**Goal**
Out of the lines below, please list those that hold the string "text".
..........
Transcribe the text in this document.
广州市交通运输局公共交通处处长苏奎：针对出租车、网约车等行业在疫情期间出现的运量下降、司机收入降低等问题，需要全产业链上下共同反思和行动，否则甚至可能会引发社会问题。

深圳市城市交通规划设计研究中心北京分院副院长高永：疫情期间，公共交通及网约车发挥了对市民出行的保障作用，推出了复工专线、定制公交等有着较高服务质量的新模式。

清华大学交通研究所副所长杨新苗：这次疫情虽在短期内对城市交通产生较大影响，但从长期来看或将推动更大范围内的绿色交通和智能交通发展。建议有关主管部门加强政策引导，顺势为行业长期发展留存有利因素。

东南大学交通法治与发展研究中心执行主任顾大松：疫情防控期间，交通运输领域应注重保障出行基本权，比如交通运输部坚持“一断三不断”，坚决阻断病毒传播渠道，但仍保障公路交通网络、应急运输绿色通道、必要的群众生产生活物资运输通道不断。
..........
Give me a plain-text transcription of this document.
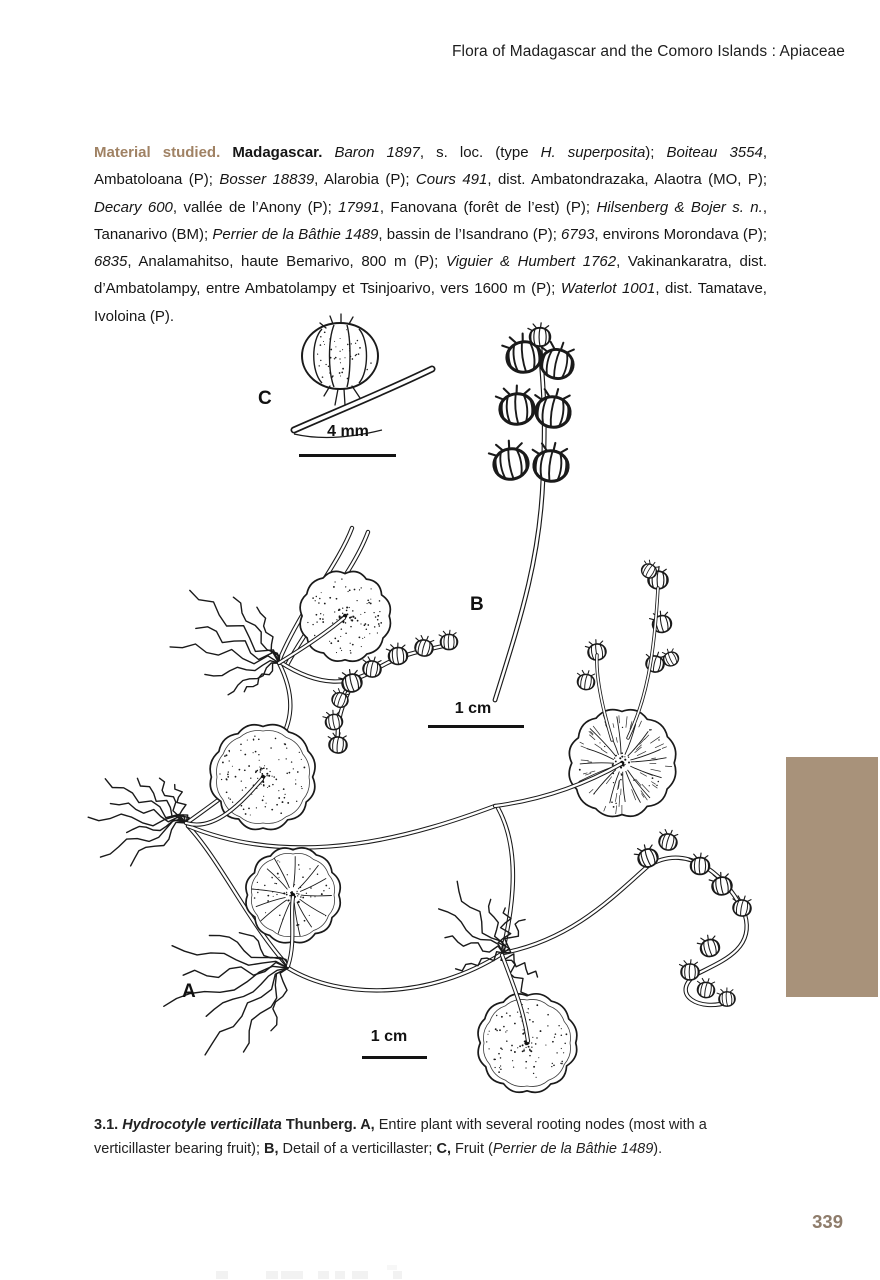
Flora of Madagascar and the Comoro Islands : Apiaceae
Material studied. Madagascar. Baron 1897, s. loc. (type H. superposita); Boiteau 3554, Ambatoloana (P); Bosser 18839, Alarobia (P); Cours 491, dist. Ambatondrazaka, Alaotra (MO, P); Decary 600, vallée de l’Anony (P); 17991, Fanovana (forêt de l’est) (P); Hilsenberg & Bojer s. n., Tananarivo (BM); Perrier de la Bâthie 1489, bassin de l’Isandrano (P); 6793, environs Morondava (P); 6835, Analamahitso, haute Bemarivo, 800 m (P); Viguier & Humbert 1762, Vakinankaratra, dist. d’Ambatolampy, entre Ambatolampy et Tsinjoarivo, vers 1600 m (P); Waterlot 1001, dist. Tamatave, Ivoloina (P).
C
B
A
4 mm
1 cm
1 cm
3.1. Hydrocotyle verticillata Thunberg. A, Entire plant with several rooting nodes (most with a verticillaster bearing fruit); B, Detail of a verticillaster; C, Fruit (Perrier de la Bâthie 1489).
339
..........
**Task response**
Transcribe the text in this document.
Give me a plain-text transcription of this document.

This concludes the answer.